■ The problem
Starting at the first line and ending at the line that contains "gain-row: x1 [0,0,203,35]", write those lines out again with "interactable" changed to "clickable" and everything else left as it is.

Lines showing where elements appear
BEGIN
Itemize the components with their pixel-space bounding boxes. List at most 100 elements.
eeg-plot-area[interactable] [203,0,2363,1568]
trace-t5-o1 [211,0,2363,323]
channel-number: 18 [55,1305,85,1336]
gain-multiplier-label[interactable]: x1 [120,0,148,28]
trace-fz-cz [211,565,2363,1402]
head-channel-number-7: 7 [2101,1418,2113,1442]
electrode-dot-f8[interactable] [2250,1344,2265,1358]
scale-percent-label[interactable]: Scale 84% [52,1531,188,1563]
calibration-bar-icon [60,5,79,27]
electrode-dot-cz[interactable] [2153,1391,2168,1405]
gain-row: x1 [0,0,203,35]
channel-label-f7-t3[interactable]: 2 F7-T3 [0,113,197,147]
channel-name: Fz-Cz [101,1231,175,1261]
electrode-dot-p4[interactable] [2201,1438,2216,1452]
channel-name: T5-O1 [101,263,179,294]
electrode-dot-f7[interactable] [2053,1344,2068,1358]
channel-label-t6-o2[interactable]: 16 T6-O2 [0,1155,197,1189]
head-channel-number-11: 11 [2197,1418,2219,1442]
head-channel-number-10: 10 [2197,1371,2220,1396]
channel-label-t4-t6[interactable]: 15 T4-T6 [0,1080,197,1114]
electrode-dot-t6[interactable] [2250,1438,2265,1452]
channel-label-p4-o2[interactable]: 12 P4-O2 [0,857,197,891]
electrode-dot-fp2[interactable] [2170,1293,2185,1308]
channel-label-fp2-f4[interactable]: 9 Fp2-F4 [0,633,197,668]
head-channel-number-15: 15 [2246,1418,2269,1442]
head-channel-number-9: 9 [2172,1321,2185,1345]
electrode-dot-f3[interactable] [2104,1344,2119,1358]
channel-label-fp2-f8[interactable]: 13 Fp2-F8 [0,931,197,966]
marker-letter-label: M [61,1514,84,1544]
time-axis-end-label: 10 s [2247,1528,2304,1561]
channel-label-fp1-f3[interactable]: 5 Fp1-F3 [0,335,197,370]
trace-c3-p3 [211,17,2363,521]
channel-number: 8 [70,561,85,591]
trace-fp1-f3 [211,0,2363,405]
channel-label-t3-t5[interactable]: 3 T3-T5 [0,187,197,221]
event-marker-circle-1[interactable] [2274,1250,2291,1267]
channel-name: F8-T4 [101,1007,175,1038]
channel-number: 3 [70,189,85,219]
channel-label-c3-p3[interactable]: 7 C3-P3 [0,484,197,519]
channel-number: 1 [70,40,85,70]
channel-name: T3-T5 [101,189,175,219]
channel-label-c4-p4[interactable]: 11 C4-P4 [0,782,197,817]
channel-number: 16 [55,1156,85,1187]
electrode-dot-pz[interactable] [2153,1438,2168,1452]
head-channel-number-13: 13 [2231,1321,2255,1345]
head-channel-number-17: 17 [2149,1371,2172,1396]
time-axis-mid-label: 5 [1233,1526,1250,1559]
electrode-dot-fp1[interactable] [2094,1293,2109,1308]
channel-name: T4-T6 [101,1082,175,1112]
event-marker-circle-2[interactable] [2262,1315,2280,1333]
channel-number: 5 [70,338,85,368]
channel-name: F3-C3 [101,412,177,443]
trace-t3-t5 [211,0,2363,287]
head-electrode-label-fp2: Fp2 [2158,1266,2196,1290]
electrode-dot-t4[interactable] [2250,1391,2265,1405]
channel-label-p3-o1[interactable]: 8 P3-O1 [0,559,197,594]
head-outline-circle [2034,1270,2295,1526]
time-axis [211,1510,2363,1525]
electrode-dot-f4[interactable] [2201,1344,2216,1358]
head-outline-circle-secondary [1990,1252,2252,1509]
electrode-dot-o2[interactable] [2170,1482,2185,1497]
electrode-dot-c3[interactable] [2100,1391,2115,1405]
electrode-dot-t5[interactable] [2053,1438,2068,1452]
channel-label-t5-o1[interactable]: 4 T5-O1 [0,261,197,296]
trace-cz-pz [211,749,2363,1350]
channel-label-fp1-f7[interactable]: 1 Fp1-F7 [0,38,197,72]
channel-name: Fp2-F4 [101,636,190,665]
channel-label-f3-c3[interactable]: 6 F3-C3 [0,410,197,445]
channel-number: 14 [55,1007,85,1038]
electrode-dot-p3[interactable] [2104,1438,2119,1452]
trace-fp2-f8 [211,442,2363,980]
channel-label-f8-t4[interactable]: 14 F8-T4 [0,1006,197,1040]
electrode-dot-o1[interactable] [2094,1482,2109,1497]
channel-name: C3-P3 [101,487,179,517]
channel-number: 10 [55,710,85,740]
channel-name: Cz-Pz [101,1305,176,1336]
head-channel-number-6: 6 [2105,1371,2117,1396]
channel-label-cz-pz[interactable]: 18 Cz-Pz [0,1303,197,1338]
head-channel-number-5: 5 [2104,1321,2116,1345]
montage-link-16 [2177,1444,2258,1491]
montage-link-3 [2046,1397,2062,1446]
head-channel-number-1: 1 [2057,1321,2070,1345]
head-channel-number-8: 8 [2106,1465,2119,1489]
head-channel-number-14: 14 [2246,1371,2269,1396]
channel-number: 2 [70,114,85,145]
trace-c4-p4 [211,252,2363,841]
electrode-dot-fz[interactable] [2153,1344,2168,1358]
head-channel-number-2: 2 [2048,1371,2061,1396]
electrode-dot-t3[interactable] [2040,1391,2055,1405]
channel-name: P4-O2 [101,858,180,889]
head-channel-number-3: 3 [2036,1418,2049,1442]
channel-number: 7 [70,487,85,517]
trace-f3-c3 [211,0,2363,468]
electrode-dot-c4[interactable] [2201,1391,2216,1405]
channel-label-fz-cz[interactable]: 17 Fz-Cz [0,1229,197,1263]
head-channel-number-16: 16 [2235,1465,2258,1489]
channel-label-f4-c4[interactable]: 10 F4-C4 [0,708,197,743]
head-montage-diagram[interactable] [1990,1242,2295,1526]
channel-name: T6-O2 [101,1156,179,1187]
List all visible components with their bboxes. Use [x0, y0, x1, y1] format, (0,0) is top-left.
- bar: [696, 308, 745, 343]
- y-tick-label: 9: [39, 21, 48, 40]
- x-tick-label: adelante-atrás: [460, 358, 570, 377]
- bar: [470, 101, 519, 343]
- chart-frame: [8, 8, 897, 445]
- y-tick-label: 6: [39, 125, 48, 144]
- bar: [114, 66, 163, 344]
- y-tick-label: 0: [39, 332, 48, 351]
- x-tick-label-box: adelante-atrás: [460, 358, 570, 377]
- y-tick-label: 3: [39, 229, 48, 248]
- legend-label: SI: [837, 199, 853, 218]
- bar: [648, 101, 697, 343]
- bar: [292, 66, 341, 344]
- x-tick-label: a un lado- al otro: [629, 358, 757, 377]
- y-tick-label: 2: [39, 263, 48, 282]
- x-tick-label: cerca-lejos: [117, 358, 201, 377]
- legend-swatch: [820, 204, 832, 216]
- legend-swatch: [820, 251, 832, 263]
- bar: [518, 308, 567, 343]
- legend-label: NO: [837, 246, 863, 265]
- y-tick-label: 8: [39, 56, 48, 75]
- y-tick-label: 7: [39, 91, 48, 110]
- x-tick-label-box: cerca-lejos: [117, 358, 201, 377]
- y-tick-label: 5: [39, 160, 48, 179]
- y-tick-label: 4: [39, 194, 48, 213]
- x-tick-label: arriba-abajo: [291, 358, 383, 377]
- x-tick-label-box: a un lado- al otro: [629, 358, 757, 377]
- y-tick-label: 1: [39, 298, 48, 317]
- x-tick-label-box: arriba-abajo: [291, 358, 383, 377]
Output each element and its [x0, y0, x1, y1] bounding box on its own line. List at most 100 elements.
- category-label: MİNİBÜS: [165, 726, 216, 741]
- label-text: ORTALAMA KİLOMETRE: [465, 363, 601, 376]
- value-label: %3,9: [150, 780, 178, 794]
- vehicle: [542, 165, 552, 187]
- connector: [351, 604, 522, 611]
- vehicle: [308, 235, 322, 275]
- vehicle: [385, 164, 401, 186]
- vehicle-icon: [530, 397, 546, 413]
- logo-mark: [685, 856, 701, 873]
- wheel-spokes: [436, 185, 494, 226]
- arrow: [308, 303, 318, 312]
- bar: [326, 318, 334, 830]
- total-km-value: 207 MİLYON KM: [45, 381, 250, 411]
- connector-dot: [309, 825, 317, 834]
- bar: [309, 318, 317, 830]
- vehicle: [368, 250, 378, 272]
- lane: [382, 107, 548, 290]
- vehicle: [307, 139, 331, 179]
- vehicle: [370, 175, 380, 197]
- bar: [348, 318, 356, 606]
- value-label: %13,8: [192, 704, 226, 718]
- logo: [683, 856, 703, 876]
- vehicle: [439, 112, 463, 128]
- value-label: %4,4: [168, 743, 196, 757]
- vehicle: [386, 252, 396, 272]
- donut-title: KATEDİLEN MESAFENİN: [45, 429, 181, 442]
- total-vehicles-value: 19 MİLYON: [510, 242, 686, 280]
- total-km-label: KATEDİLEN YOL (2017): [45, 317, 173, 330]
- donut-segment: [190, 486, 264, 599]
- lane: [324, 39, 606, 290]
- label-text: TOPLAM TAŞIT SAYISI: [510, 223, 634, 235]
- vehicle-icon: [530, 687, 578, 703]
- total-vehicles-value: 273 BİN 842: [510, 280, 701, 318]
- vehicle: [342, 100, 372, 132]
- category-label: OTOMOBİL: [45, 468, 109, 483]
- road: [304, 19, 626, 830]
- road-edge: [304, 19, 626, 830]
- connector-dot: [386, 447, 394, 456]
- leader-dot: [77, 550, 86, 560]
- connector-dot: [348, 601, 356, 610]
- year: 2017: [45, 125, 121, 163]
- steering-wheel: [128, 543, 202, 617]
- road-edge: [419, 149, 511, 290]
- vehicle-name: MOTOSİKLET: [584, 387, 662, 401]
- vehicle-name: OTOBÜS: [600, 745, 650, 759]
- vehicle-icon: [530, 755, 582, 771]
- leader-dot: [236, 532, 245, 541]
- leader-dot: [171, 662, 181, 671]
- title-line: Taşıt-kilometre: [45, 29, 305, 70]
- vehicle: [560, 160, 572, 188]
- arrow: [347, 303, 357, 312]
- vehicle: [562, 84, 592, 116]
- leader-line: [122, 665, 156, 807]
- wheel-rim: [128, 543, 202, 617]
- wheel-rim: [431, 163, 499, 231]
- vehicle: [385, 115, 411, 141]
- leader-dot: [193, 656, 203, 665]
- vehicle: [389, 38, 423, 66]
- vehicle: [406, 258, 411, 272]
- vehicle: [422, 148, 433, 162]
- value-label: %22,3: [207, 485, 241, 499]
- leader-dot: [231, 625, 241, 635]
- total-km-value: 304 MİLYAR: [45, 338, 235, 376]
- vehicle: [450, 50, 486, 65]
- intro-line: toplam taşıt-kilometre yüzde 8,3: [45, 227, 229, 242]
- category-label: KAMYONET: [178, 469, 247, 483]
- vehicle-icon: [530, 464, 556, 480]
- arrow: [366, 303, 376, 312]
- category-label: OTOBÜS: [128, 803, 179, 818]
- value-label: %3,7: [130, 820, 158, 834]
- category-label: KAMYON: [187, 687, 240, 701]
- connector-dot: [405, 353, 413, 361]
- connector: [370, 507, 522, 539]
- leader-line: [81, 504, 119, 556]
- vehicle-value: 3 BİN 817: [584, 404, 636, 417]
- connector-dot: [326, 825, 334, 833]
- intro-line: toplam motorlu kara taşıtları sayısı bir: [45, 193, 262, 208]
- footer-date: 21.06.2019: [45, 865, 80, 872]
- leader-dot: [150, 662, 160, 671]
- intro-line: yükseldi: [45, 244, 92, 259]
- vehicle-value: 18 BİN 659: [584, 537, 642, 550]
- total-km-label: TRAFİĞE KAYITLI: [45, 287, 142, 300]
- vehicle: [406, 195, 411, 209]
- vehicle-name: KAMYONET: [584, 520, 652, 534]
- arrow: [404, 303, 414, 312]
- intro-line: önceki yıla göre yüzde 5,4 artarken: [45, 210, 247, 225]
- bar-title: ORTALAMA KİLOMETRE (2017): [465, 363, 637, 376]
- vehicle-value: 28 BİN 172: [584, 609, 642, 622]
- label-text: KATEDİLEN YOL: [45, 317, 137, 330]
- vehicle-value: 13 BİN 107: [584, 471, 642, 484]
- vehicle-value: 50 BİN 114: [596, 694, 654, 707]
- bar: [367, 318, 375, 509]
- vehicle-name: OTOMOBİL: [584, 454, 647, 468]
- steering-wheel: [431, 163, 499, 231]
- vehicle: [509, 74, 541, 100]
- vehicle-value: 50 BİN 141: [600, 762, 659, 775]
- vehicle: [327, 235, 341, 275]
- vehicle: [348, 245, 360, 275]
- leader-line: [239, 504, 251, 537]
END
■ Result of this exercise
Itemize the components with their pixel-space bounding boxes. List at most 100 elements.
eeg-plot-area[clickable] [203,0,2363,1568]
trace-t5-o1 [211,0,2363,323]
channel-number: 18 [55,1305,85,1336]
gain-multiplier-label[clickable]: x1 [120,0,148,28]
trace-fz-cz [211,565,2363,1402]
head-channel-number-7: 7 [2101,1418,2113,1442]
electrode-dot-f8[clickable] [2250,1344,2265,1358]
scale-percent-label[clickable]: Scale 84% [52,1531,188,1563]
calibration-bar-icon [60,5,79,27]
electrode-dot-cz[clickable] [2153,1391,2168,1405]
gain-row: x1 [0,0,203,35]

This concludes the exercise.